-- BEGIN Given entries --

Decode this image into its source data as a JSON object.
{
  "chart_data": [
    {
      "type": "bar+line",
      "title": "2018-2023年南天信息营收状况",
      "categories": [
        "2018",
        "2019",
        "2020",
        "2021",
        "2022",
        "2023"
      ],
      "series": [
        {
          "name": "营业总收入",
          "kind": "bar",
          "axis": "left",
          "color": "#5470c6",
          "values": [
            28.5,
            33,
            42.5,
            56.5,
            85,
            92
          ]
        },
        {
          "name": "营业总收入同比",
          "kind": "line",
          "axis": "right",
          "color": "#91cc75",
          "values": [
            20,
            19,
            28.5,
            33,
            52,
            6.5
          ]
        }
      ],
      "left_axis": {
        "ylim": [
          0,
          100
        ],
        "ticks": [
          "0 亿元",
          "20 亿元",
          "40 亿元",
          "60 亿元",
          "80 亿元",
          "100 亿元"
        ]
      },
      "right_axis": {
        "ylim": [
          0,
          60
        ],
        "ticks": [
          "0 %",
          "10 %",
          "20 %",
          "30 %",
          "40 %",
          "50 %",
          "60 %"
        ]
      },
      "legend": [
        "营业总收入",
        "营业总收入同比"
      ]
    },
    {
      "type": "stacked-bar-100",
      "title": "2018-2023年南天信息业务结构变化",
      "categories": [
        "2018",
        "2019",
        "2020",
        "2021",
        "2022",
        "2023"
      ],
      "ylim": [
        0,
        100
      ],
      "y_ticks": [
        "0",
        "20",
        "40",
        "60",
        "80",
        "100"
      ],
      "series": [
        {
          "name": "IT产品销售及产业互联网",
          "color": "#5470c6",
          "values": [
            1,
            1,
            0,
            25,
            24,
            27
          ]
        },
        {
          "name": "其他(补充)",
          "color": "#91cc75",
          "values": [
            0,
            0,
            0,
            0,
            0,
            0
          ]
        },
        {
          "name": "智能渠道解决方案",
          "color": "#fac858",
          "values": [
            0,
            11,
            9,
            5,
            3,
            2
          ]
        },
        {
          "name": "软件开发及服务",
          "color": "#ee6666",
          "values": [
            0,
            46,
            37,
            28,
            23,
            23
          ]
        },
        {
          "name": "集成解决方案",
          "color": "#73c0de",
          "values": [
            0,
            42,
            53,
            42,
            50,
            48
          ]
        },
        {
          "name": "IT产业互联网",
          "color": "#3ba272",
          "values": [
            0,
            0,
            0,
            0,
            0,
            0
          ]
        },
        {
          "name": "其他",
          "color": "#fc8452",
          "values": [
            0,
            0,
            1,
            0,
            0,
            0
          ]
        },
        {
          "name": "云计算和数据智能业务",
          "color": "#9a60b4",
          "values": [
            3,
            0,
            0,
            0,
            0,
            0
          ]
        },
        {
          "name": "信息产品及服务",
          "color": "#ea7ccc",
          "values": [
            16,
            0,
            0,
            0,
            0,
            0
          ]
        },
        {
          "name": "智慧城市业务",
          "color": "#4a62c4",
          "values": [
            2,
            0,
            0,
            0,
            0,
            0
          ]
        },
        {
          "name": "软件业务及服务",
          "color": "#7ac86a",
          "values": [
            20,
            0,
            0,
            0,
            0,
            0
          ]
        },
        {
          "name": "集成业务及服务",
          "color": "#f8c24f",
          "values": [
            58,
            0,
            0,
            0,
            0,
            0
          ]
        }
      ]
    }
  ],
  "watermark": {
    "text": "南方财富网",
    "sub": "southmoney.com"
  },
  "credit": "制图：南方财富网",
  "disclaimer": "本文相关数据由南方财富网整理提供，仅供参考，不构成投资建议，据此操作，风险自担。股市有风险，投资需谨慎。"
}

-- END Given entries --

> **Given task**
Every record shown above should be written out again exactly.

> **In response**
Decode this image into its source data as a JSON object.
{
  "chart_data": [
    {
      "type": "bar+line",
      "title": "2018-2023年南天信息营收状况",
      "categories": [
        "2018",
        "2019",
        "2020",
        "2021",
        "2022",
        "2023"
      ],
      "series": [
        {
          "name": "营业总收入",
          "kind": "bar",
          "axis": "left",
          "color": "#5470c6",
          "values": [
            28.5,
            33,
            42.5,
            56.5,
            85,
            92
          ]
        },
        {
          "name": "营业总收入同比",
          "kind": "line",
          "axis": "right",
          "color": "#91cc75",
          "values": [
            20,
            19,
            28.5,
            33,
            52,
            6.5
          ]
        }
      ],
      "left_axis": {
        "ylim": [
          0,
          100
        ],
        "ticks": [
          "0 亿元",
          "20 亿元",
          "40 亿元",
          "60 亿元",
          "80 亿元",
          "100 亿元"
        ]
      },
      "right_axis": {
        "ylim": [
          0,
          60
        ],
        "ticks": [
          "0 %",
          "10 %",
          "20 %",
          "30 %",
          "40 %",
          "50 %",
          "60 %"
        ]
      },
      "legend": [
        "营业总收入",
        "营业总收入同比"
      ]
    },
    {
      "type": "stacked-bar-100",
      "title": "2018-2023年南天信息业务结构变化",
      "categories": [
        "2018",
        "2019",
        "2020",
        "2021",
        "2022",
        "2023"
      ],
      "ylim": [
        0,
        100
      ],
      "y_ticks": [
        "0",
        "20",
        "40",
        "60",
        "80",
        "100"
      ],
      "series": [
        {
          "name": "IT产品销售及产业互联网",
          "color": "#5470c6",
          "values": [
            1,
            1,
            0,
            25,
            24,
            27
          ]
        },
        {
          "name": "其他(补充)",
          "color": "#91cc75",
          "values": [
            0,
            0,
            0,
            0,
            0,
            0
          ]
        },
        {
          "name": "智能渠道解决方案",
          "color": "#fac858",
          "values": [
            0,
            11,
            9,
            5,
            3,
            2
          ]
        },
        {
          "name": "软件开发及服务",
          "color": "#ee6666",
          "values": [
            0,
            46,
            37,
            28,
            23,
            23
          ]
        },
        {
          "name": "集成解决方案",
          "color": "#73c0de",
          "values": [
            0,
            42,
            53,
            42,
            50,
            48
          ]
        },
        {
          "name": "IT产业互联网",
          "color": "#3ba272",
          "values": [
            0,
            0,
            0,
            0,
            0,
            0
          ]
        },
        {
          "name": "其他",
          "color": "#fc8452",
          "values": [
            0,
            0,
            1,
            0,
            0,
            0
          ]
        },
        {
          "name": "云计算和数据智能业务",
          "color": "#9a60b4",
          "values": [
            3,
            0,
            0,
            0,
            0,
            0
          ]
        },
        {
          "name": "信息产品及服务",
          "color": "#ea7ccc",
          "values": [
            16,
            0,
            0,
            0,
            0,
            0
          ]
        },
        {
          "name": "智慧城市业务",
          "color": "#4a62c4",
          "values": [
            2,
            0,
            0,
            0,
            0,
            0
          ]
        },
        {
          "name": "软件业务及服务",
          "color": "#7ac86a",
          "values": [
            20,
            0,
            0,
            0,
            0,
            0
          ]
        },
        {
          "name": "集成业务及服务",
          "color": "#f8c24f",
          "values": [
            58,
            0,
            0,
            0,
            0,
            0
          ]
        }
      ]
    }
  ],
  "watermark": {
    "text": "南方财富网",
    "sub": "southmoney.com"
  },
  "credit": "制图：南方财富网",
  "disclaimer": "本文相关数据由南方财富网整理提供，仅供参考，不构成投资建议，据此操作，风险自担。股市有风险，投资需谨慎。"
}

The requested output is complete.